Collection entries ::
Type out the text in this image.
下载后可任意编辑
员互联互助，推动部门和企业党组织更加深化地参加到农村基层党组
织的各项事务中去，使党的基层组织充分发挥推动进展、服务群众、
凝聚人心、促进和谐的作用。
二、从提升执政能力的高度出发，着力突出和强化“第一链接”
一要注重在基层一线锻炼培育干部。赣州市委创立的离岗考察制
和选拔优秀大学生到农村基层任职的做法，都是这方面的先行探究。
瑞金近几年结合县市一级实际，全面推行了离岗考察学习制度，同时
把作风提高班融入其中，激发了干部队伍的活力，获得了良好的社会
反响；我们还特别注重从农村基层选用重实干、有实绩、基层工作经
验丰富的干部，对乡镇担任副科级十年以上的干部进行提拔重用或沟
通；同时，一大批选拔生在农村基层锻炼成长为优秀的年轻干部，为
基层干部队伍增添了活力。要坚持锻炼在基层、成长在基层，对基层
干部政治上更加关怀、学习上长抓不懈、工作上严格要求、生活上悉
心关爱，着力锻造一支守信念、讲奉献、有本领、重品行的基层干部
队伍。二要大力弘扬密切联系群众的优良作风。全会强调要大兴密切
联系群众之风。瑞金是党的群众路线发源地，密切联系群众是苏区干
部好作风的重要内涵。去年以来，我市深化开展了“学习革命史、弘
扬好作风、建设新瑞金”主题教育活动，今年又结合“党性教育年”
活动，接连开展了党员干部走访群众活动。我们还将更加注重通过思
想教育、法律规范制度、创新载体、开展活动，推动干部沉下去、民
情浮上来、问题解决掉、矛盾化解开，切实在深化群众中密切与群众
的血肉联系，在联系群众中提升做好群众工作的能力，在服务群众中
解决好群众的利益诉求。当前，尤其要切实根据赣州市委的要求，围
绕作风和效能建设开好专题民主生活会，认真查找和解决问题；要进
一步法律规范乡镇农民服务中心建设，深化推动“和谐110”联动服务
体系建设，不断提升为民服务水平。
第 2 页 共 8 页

WRITTEN PROBLEM :: Restate the listing in full, word for word.

ANSWER TO THIS PROBLEM ::
Type out the text in this image.
下载后可任意编辑
员互联互助，推动部门和企业党组织更加深化地参加到农村基层党组
织的各项事务中去，使党的基层组织充分发挥推动进展、服务群众、
凝聚人心、促进和谐的作用。
二、从提升执政能力的高度出发，着力突出和强化“第一链接”
一要注重在基层一线锻炼培育干部。赣州市委创立的离岗考察制
和选拔优秀大学生到农村基层任职的做法，都是这方面的先行探究。
瑞金近几年结合县市一级实际，全面推行了离岗考察学习制度，同时
把作风提高班融入其中，激发了干部队伍的活力，获得了良好的社会
反响；我们还特别注重从农村基层选用重实干、有实绩、基层工作经
验丰富的干部，对乡镇担任副科级十年以上的干部进行提拔重用或沟
通；同时，一大批选拔生在农村基层锻炼成长为优秀的年轻干部，为
基层干部队伍增添了活力。要坚持锻炼在基层、成长在基层，对基层
干部政治上更加关怀、学习上长抓不懈、工作上严格要求、生活上悉
心关爱，着力锻造一支守信念、讲奉献、有本领、重品行的基层干部
队伍。二要大力弘扬密切联系群众的优良作风。全会强调要大兴密切
联系群众之风。瑞金是党的群众路线发源地，密切联系群众是苏区干
部好作风的重要内涵。去年以来，我市深化开展了“学习革命史、弘
扬好作风、建设新瑞金”主题教育活动，今年又结合“党性教育年”
活动，接连开展了党员干部走访群众活动。我们还将更加注重通过思
想教育、法律规范制度、创新载体、开展活动，推动干部沉下去、民
情浮上来、问题解决掉、矛盾化解开，切实在深化群众中密切与群众
的血肉联系，在联系群众中提升做好群众工作的能力，在服务群众中
解决好群众的利益诉求。当前，尤其要切实根据赣州市委的要求，围
绕作风和效能建设开好专题民主生活会，认真查找和解决问题；要进
一步法律规范乡镇农民服务中心建设，深化推动“和谐110”联动服务
体系建设，不断提升为民服务水平。
第 2 页 共 8 页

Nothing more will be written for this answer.